* [TASK]: Using the listing below, please gather every line containing the word "Zoll".

* [INFORMATION PROVIDED]:

## start

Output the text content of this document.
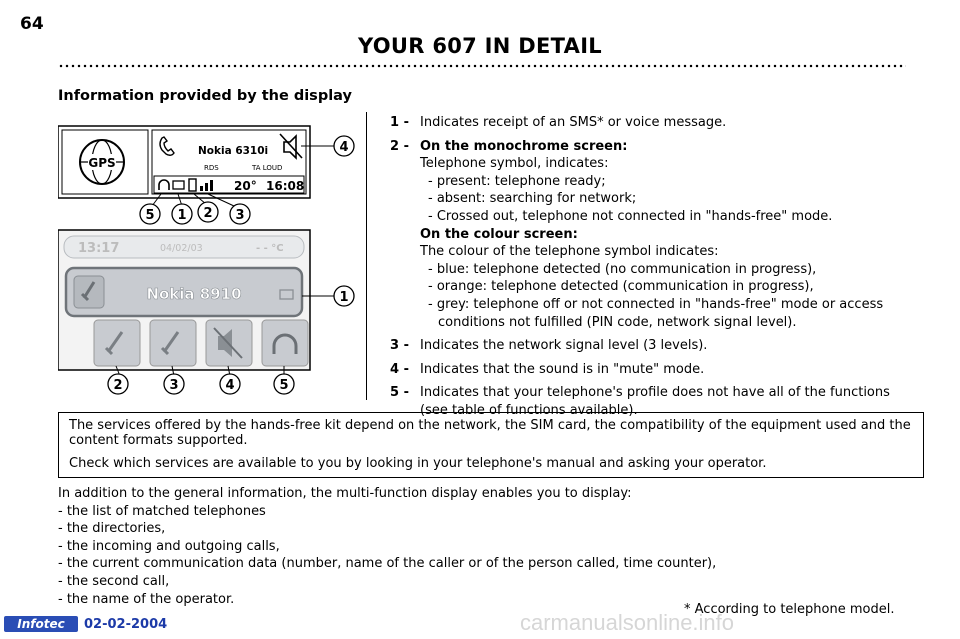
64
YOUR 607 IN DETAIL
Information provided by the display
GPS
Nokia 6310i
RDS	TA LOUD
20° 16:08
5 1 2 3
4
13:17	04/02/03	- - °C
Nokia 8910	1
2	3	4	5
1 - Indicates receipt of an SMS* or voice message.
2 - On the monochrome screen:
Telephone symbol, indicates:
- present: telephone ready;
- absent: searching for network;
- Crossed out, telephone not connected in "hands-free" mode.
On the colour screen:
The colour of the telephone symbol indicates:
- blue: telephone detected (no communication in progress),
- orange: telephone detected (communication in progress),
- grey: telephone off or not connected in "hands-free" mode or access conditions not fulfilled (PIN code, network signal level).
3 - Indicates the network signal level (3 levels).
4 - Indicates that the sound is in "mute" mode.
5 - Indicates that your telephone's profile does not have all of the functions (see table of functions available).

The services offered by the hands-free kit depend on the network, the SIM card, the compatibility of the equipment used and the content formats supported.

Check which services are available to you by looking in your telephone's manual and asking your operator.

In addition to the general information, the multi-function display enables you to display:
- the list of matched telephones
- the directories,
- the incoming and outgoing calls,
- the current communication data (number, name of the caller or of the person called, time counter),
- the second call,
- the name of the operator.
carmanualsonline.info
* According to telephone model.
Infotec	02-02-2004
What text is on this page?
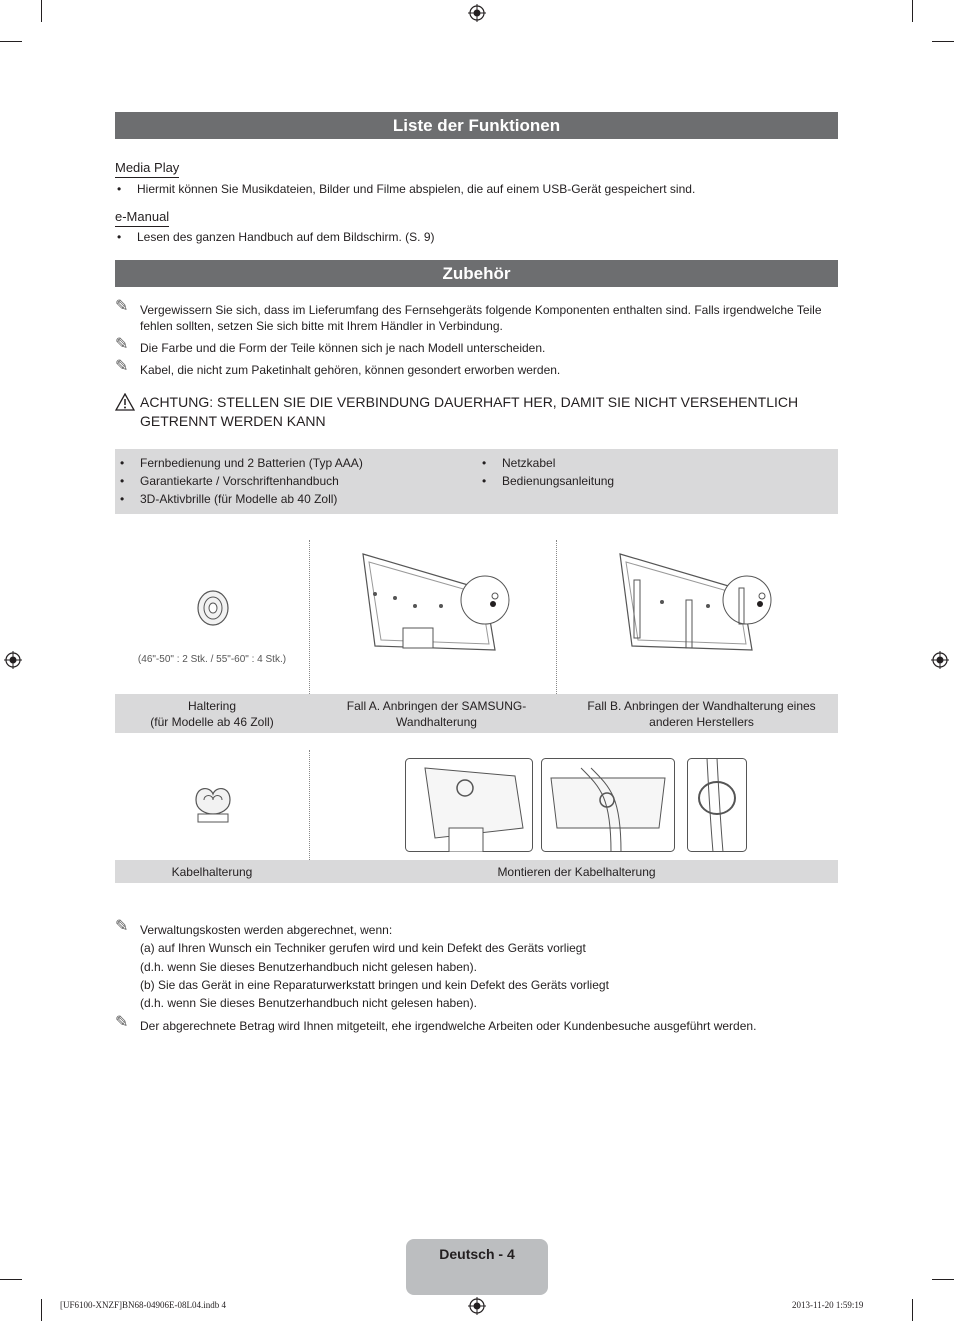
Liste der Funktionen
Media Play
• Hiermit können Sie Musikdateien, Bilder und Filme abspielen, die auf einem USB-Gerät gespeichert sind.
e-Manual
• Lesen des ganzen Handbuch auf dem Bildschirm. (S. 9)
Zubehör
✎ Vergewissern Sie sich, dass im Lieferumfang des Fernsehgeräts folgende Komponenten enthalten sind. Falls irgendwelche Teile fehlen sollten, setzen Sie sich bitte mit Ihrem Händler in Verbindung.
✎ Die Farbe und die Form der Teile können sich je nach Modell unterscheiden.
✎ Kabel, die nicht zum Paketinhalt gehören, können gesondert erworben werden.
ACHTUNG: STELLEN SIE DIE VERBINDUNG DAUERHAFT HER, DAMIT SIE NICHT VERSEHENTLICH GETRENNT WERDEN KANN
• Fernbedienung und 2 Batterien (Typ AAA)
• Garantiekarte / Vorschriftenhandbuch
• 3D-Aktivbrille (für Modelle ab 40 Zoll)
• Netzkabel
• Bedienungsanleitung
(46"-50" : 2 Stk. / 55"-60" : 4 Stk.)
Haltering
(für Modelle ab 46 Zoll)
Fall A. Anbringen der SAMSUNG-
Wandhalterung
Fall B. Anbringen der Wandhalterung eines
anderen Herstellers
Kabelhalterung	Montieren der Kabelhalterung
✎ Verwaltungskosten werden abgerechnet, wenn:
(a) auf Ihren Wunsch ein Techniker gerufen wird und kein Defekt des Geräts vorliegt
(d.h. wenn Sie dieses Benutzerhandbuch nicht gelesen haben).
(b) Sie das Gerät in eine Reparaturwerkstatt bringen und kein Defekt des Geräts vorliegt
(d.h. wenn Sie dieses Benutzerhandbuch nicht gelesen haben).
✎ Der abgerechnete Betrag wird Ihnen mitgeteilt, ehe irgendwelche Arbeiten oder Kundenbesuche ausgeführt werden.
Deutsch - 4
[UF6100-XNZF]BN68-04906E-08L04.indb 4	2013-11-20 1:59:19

## end

* [EXERCISE ANSWER]:
• 3D-Aktivbrille (für Modelle ab 40 Zoll)
(für Modelle ab 46 Zoll)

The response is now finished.